[Voci di elementi annotati]
****************************************

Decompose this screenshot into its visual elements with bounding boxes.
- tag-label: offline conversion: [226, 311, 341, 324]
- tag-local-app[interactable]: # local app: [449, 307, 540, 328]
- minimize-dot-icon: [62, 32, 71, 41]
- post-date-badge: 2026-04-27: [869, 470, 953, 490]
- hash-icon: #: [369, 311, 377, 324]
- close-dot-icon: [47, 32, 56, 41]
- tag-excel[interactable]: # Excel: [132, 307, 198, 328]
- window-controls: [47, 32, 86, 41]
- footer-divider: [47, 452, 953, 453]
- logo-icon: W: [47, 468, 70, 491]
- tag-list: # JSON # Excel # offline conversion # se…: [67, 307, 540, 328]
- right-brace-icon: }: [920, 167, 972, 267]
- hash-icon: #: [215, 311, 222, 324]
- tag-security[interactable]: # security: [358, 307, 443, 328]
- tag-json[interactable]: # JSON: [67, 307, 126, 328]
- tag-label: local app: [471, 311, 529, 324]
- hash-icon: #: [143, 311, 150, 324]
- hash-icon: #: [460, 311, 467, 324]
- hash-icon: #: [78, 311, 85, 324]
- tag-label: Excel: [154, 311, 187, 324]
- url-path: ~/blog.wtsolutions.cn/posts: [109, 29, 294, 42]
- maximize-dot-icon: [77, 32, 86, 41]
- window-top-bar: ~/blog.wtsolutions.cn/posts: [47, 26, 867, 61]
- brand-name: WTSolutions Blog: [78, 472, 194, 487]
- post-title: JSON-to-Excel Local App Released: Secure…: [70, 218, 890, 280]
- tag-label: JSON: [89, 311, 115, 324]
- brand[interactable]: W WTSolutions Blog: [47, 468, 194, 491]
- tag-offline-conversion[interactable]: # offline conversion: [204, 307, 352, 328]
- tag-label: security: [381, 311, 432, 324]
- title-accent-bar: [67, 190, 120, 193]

****************************************

Le tue istruzioni:
Riscrivi tutti i dati sostituendo "hash-icon" con "pound-icon" e lasciando invariato tutto il resto.

Risposta all'esercizio:
Decompose this screenshot into its visual elements with bounding boxes.
- tag-label: offline conversion: [226, 311, 341, 324]
- tag-local-app[interactable]: # local app: [449, 307, 540, 328]
- minimize-dot-icon: [62, 32, 71, 41]
- post-date-badge: 2026-04-27: [869, 470, 953, 490]
- pound-icon: #: [369, 311, 377, 324]
- close-dot-icon: [47, 32, 56, 41]
- tag-excel[interactable]: # Excel: [132, 307, 198, 328]
- window-controls: [47, 32, 86, 41]
- footer-divider: [47, 452, 953, 453]
- logo-icon: W: [47, 468, 70, 491]
- tag-list: # JSON # Excel # offline conversion # se…: [67, 307, 540, 328]
- right-brace-icon: }: [920, 167, 972, 267]
- pound-icon: #: [215, 311, 222, 324]
- tag-security[interactable]: # security: [358, 307, 443, 328]
- tag-json[interactable]: # JSON: [67, 307, 126, 328]
- tag-label: local app: [471, 311, 529, 324]
- pound-icon: #: [143, 311, 150, 324]
- pound-icon: #: [460, 311, 467, 324]
- pound-icon: #: [78, 311, 85, 324]
- tag-label: Excel: [154, 311, 187, 324]
- url-path: ~/blog.wtsolutions.cn/posts: [109, 29, 294, 42]
- maximize-dot-icon: [77, 32, 86, 41]
- window-top-bar: ~/blog.wtsolutions.cn/posts: [47, 26, 867, 61]
- brand-name: WTSolutions Blog: [78, 472, 194, 487]
- post-title: JSON-to-Excel Local App Released: Secure…: [70, 218, 890, 280]
- tag-label: JSON: [89, 311, 115, 324]
- brand[interactable]: W WTSolutions Blog: [47, 468, 194, 491]
- tag-offline-conversion[interactable]: # offline conversion: [204, 307, 352, 328]
- tag-label: security: [381, 311, 432, 324]
- title-accent-bar: [67, 190, 120, 193]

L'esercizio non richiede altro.